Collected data
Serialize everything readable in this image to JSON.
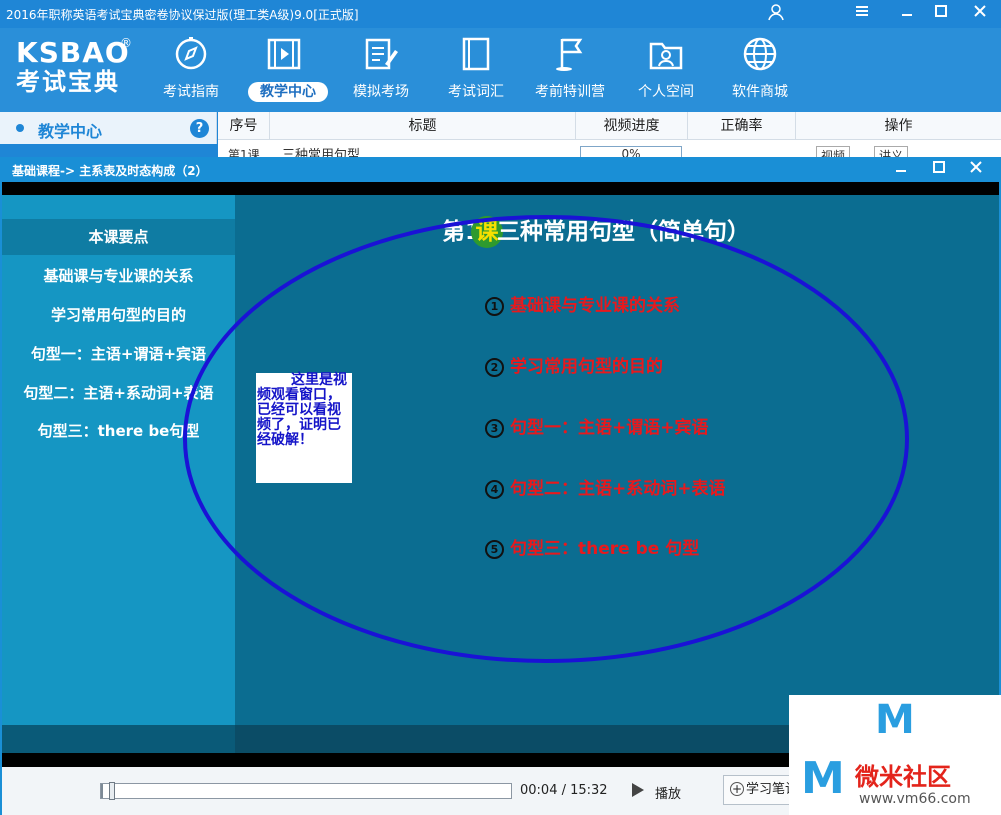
{
  "window": {
    "title": "2016年职称英语考试宝典密卷协议保过版(理工类A级)9.0[正式版]"
  },
  "logo": {
    "text": "KSBAO",
    "subtitle": "考试宝典",
    "reg": "®"
  },
  "nav": [
    {
      "label": "考试指南",
      "icon": "compass-icon"
    },
    {
      "label": "教学中心",
      "icon": "video-icon",
      "active": true
    },
    {
      "label": "模拟考场",
      "icon": "edit-paper-icon"
    },
    {
      "label": "考试词汇",
      "icon": "book-icon"
    },
    {
      "label": "考前特训营",
      "icon": "flag-icon"
    },
    {
      "label": "个人空间",
      "icon": "user-folder-icon"
    },
    {
      "label": "软件商城",
      "icon": "globe-icon"
    }
  ],
  "sidebar": {
    "title": "教学中心",
    "help": "?"
  },
  "table": {
    "headers": [
      "序号",
      "标题",
      "视频进度",
      "正确率",
      "操作"
    ],
    "row_peek": {
      "index": "第1课",
      "title": "三种常用句型",
      "progress": "0%",
      "op1": "视频",
      "op2": "讲义"
    }
  },
  "dialog": {
    "title": "基础课程-> 主系表及时态构成（2）",
    "keypoints_title": "本课要点",
    "keypoints": [
      "基础课与专业课的关系",
      "学习常用句型的目的",
      "句型一：主语+谓语+宾语",
      "句型二：主语+系动词+表语",
      "句型三：there be句型"
    ],
    "lesson_title_pre": "第1",
    "lesson_title_badge": "课",
    "lesson_title_post": "三种常用句型（简单句）",
    "points": [
      {
        "num": "1",
        "text": "基础课与专业课的关系"
      },
      {
        "num": "2",
        "text": "学习常用句型的目的"
      },
      {
        "num": "3",
        "text": "句型一：主语+谓语+宾语"
      },
      {
        "num": "4",
        "text": "句型二：主语+系动词+表语"
      },
      {
        "num": "5",
        "text": "句型三：there be 句型"
      }
    ],
    "note": "这里是视频观看窗口，已经可以看视频了，证明已经破解！",
    "time": "00:04 / 15:32",
    "play_label": "播放",
    "notes_button": "学习笔记",
    "progress": 0.004
  },
  "watermark": {
    "brand": "微米社区",
    "url": "www.vm66.com"
  },
  "colors": {
    "accent": "#1f86d6",
    "point_red": "#e8191d",
    "ellipse": "#1a12d6"
  }
}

**Goal**: Above are the entries; count how many of their lines contain the word "text" and give only that number.

**Result for this exercise**: 6